** SET TASK **
Keep the images out and copy every entry below exactly.

** EXERCISE MATERIALS **
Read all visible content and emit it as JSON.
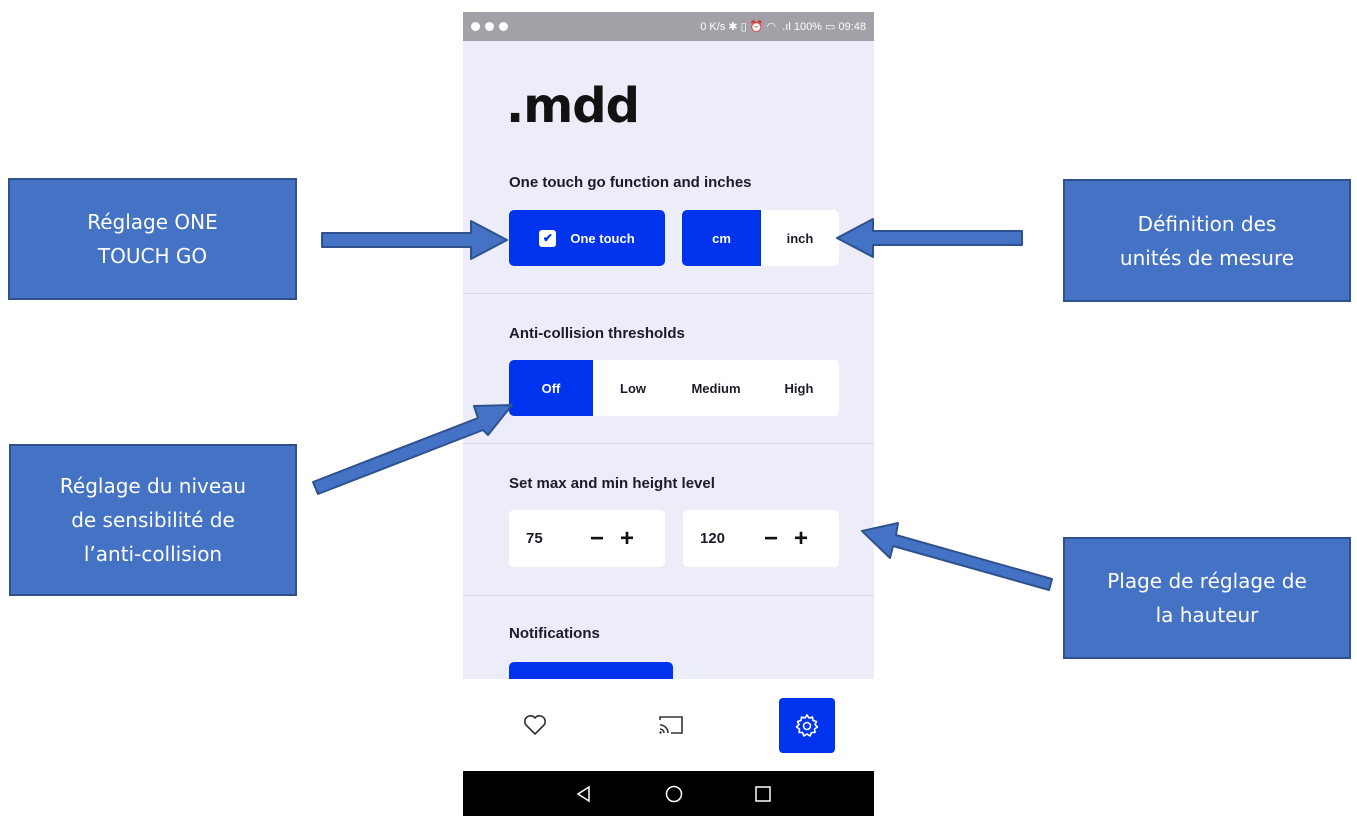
{
  "callouts": {
    "one_touch": [
      "Réglage ONE",
      "TOUCH GO"
    ],
    "units": [
      "Définition des",
      "unités de mesure"
    ],
    "anticollision": [
      "Réglage du niveau",
      "de sensibilité de",
      "l’anti-collision"
    ],
    "height": [
      "Plage de réglage de",
      "la hauteur"
    ]
  },
  "status_bar": {
    "right_text": "0 K/s ✱ ▯ ⏰ ◠  .ıl 100% ▭ 09:48"
  },
  "app": {
    "logo": ".mdd",
    "section1": {
      "title": "One touch go function and inches",
      "one_touch_label": "One touch",
      "one_touch_checked": true,
      "units": [
        "cm",
        "inch"
      ],
      "selected_unit": "cm"
    },
    "section2": {
      "title": "Anti-collision thresholds",
      "options": [
        "Off",
        "Low",
        "Medium",
        "High"
      ],
      "selected": "Off"
    },
    "section3": {
      "title": "Set max and min height level",
      "min_value": "75",
      "max_value": "120",
      "minus": "−",
      "plus": "+"
    },
    "section4": {
      "title": "Notifications"
    },
    "bottom_nav": [
      "heart-icon",
      "cast-icon",
      "gear-icon"
    ],
    "active_tab": "gear-icon"
  },
  "colors": {
    "accent": "#0033ee",
    "callout_bg": "#4472c4",
    "app_bg": "#ecedf8"
  }
}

** RESPONSE TO THIS TASK **
Read all visible content and emit it as JSON.
{
  "callouts": {
    "one_touch": [
      "Réglage ONE",
      "TOUCH GO"
    ],
    "units": [
      "Définition des",
      "unités de mesure"
    ],
    "anticollision": [
      "Réglage du niveau",
      "de sensibilité de",
      "l’anti-collision"
    ],
    "height": [
      "Plage de réglage de",
      "la hauteur"
    ]
  },
  "status_bar": {
    "right_text": "0 K/s ✱ ▯ ⏰ ◠  .ıl 100% ▭ 09:48"
  },
  "app": {
    "logo": ".mdd",
    "section1": {
      "title": "One touch go function and inches",
      "one_touch_label": "One touch",
      "one_touch_checked": true,
      "units": [
        "cm",
        "inch"
      ],
      "selected_unit": "cm"
    },
    "section2": {
      "title": "Anti-collision thresholds",
      "options": [
        "Off",
        "Low",
        "Medium",
        "High"
      ],
      "selected": "Off"
    },
    "section3": {
      "title": "Set max and min height level",
      "min_value": "75",
      "max_value": "120",
      "minus": "−",
      "plus": "+"
    },
    "section4": {
      "title": "Notifications"
    },
    "bottom_nav": [
      "heart-icon",
      "cast-icon",
      "gear-icon"
    ],
    "active_tab": "gear-icon"
  },
  "colors": {
    "accent": "#0033ee",
    "callout_bg": "#4472c4",
    "app_bg": "#ecedf8"
  }
}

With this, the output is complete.